#### [What you will do]
Read the entries below and pull out each line with the string "from".

#### [Material shown]
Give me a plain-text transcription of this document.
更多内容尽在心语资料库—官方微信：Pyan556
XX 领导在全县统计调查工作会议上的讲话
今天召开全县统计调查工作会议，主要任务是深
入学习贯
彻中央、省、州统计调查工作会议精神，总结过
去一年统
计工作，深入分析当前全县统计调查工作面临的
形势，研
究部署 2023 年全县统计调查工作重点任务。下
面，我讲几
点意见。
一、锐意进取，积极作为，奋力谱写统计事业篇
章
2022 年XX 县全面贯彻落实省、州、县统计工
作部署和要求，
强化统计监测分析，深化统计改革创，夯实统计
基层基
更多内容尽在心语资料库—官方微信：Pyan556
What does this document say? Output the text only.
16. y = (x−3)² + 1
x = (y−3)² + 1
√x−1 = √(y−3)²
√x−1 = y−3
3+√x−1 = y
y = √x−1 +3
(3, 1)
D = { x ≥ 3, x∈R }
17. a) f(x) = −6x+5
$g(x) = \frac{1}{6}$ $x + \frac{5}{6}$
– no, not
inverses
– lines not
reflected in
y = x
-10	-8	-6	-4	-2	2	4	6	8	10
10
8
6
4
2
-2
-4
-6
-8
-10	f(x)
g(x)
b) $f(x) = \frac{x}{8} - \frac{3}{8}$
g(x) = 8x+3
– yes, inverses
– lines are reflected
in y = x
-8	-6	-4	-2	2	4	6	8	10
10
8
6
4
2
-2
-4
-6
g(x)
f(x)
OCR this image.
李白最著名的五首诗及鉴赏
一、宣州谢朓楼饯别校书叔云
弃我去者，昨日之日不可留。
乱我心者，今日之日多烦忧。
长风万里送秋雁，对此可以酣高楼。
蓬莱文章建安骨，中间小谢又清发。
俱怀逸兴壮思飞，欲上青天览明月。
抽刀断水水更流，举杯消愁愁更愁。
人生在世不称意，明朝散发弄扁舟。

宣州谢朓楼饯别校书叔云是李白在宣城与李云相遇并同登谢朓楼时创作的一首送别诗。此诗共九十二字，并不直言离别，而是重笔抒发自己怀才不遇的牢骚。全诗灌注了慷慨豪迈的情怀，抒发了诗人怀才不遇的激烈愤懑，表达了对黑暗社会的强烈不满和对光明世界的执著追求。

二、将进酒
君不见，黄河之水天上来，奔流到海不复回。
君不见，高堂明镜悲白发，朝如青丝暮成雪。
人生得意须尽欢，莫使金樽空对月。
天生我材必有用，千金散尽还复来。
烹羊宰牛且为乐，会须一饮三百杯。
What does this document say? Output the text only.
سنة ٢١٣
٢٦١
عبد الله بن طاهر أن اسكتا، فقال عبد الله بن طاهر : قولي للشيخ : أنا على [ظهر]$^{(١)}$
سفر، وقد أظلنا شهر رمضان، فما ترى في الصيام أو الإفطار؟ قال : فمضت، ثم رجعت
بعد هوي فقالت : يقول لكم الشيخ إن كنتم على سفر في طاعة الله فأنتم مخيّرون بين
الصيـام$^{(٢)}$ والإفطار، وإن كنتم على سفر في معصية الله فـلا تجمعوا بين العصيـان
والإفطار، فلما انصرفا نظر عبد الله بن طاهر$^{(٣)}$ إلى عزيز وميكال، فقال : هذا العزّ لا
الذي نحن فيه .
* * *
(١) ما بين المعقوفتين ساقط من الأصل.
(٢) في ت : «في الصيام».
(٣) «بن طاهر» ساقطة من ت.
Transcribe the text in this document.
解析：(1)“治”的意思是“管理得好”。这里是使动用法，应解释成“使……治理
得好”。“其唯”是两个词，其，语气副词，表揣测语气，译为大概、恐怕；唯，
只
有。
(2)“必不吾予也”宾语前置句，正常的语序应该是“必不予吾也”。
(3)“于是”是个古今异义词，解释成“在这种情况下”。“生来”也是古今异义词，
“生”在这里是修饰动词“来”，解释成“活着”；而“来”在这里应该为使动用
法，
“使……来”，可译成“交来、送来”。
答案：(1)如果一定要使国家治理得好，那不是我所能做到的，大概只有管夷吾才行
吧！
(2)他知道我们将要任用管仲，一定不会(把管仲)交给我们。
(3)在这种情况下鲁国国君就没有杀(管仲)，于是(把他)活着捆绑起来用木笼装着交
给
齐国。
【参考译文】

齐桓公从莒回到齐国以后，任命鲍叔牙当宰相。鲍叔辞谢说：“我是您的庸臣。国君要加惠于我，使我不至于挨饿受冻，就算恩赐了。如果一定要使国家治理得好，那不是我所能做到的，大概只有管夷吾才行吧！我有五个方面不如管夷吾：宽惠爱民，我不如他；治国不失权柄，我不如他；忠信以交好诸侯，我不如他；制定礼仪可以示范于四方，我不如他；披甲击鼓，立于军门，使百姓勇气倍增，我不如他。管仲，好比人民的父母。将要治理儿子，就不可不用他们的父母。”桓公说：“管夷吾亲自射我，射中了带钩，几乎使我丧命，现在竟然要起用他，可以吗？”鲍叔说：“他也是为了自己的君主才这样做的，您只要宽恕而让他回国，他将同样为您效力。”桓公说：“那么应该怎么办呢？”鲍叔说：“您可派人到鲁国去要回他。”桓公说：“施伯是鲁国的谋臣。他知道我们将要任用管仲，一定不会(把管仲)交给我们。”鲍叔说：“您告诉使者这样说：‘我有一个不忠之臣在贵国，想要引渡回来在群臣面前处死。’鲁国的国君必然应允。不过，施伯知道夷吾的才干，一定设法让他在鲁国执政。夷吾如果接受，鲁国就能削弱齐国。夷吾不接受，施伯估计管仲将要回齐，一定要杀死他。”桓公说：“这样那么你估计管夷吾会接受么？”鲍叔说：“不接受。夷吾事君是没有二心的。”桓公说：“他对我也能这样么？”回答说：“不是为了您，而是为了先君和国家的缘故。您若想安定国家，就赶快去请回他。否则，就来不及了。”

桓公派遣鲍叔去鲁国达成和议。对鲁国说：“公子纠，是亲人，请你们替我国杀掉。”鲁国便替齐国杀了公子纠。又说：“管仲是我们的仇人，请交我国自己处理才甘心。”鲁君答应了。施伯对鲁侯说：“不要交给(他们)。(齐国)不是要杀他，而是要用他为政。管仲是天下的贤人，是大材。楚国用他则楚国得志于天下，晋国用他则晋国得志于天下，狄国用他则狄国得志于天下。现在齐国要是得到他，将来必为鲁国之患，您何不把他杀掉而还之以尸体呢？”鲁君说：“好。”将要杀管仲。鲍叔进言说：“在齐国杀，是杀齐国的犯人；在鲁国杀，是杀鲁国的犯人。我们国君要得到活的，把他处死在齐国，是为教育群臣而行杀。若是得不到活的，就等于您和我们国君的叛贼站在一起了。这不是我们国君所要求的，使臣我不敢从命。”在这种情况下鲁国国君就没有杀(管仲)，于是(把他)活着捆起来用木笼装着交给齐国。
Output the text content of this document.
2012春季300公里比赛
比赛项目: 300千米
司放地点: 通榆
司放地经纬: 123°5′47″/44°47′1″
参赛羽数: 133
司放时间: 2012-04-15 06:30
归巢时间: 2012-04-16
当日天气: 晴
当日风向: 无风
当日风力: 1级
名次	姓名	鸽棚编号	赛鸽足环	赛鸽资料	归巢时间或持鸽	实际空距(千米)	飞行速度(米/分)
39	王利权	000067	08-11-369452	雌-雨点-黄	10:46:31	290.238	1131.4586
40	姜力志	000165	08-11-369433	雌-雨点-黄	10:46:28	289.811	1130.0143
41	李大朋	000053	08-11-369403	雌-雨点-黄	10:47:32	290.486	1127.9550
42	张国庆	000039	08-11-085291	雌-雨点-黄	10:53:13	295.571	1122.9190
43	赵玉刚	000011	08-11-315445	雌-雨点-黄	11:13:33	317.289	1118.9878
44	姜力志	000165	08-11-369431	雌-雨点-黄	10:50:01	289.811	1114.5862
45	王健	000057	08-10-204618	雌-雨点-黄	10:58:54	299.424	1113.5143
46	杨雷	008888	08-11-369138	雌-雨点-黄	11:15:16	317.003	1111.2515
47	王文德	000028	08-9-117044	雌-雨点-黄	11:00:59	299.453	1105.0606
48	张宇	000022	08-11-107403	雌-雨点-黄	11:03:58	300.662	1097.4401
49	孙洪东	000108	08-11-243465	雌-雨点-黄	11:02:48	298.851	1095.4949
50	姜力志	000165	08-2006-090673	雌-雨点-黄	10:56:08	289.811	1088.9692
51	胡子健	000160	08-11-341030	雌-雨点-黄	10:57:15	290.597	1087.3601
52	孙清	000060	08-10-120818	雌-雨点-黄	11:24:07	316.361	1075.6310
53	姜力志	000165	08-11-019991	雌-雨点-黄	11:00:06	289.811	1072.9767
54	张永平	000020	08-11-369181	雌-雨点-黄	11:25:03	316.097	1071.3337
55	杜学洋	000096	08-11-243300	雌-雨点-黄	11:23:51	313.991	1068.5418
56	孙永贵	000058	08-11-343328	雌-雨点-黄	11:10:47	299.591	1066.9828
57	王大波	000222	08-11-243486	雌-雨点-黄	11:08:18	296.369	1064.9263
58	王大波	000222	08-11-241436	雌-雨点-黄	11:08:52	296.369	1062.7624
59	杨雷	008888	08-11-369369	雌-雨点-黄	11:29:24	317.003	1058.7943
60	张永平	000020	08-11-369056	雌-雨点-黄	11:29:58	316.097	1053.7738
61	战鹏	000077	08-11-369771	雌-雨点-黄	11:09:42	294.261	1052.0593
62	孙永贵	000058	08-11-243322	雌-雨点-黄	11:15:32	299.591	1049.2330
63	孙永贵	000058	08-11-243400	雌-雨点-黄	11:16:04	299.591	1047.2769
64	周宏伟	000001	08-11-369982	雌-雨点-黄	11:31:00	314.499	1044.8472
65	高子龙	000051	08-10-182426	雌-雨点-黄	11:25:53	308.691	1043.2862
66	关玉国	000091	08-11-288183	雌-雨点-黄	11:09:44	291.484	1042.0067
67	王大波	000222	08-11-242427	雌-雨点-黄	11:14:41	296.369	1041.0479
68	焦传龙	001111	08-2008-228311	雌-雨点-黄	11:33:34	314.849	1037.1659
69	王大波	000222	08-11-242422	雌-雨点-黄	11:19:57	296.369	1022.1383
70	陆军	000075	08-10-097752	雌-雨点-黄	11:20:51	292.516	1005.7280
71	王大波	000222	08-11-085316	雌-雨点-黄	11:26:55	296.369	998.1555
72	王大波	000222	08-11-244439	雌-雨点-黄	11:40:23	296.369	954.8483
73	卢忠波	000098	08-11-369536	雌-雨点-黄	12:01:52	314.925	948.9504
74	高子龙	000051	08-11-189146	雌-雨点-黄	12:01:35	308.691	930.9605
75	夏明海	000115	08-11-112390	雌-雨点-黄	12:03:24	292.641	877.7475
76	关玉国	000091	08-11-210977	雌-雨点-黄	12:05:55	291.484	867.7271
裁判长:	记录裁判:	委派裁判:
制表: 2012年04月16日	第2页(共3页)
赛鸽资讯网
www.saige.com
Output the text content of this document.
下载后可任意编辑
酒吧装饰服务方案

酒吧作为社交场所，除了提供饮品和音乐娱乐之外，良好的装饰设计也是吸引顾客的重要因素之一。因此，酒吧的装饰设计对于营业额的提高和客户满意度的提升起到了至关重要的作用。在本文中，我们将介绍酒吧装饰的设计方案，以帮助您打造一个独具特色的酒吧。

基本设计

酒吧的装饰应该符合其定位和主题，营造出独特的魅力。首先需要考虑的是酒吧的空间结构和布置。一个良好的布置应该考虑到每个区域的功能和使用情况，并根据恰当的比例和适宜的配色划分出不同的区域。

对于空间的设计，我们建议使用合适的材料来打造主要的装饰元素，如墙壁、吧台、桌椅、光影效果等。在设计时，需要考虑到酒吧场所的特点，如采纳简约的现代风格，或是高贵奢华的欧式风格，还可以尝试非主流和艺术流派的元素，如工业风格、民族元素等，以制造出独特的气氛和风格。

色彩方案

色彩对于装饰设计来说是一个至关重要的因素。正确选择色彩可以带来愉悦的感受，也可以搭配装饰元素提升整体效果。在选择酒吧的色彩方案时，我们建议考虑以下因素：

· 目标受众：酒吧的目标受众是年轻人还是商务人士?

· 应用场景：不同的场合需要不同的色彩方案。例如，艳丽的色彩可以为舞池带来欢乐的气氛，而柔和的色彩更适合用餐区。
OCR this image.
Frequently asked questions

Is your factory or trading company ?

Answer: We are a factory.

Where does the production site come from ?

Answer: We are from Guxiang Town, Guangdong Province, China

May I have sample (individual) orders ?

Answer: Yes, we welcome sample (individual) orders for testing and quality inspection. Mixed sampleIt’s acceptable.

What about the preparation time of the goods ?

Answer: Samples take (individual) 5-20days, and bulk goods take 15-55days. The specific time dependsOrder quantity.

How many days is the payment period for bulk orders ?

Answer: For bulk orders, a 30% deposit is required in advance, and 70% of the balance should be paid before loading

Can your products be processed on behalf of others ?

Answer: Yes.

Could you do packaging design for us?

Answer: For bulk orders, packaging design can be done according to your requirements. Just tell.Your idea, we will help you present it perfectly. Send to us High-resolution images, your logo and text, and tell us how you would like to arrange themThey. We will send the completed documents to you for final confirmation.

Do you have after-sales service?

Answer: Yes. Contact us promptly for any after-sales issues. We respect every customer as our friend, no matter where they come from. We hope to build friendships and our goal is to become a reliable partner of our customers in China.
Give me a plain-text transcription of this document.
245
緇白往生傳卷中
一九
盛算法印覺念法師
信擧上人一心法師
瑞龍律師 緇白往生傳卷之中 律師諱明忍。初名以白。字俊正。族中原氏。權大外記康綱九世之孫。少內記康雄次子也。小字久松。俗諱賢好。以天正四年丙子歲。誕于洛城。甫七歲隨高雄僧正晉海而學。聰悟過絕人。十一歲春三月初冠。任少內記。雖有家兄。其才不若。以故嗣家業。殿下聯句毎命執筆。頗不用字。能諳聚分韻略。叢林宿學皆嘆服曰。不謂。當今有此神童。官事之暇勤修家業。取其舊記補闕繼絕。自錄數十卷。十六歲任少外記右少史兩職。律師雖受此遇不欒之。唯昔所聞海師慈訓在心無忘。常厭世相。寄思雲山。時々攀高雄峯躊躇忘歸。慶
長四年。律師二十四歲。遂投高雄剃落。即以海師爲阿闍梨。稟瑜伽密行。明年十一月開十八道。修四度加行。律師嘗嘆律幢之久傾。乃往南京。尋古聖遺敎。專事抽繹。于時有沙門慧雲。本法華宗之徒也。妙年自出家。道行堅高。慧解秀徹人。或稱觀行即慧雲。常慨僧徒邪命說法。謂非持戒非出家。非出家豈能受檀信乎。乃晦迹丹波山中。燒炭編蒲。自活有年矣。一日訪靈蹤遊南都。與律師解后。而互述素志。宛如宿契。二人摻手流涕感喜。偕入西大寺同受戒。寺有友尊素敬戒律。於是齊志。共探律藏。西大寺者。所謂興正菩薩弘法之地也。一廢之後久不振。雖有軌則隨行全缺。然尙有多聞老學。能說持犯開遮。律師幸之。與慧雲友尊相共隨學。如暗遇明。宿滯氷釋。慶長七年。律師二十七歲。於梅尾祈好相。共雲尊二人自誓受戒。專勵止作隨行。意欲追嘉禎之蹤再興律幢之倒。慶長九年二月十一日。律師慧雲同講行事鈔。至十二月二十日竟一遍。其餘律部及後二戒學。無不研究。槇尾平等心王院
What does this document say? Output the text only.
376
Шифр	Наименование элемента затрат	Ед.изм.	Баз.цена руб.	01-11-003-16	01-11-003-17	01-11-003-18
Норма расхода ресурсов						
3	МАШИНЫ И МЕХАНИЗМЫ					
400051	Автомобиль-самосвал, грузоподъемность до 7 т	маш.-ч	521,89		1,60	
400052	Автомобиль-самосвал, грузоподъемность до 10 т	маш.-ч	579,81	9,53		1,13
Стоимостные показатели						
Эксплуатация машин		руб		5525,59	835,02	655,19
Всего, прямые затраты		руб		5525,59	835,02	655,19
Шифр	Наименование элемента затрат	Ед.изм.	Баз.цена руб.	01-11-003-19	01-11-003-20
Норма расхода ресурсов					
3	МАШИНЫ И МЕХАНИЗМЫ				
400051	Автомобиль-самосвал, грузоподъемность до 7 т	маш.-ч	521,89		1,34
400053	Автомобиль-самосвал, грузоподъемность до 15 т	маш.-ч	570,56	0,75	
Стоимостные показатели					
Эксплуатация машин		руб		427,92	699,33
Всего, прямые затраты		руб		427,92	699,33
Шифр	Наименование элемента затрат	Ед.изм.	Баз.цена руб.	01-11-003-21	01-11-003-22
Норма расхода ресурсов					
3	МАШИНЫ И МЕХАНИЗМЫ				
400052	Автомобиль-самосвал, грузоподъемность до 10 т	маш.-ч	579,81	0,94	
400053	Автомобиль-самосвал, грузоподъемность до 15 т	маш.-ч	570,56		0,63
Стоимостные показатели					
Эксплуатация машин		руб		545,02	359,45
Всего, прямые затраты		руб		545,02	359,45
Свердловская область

#### [Answer for this exercise]
Where does the production site come from ?
Answer: We are from Guxiang Town, Guangdong Province, China
Answer: Yes. Contact us promptly for any after-sales issues. We respect every customer as our friend, no matter where they come from. We hope to build friendships and our goal is to become a reliable partner of our customers in China.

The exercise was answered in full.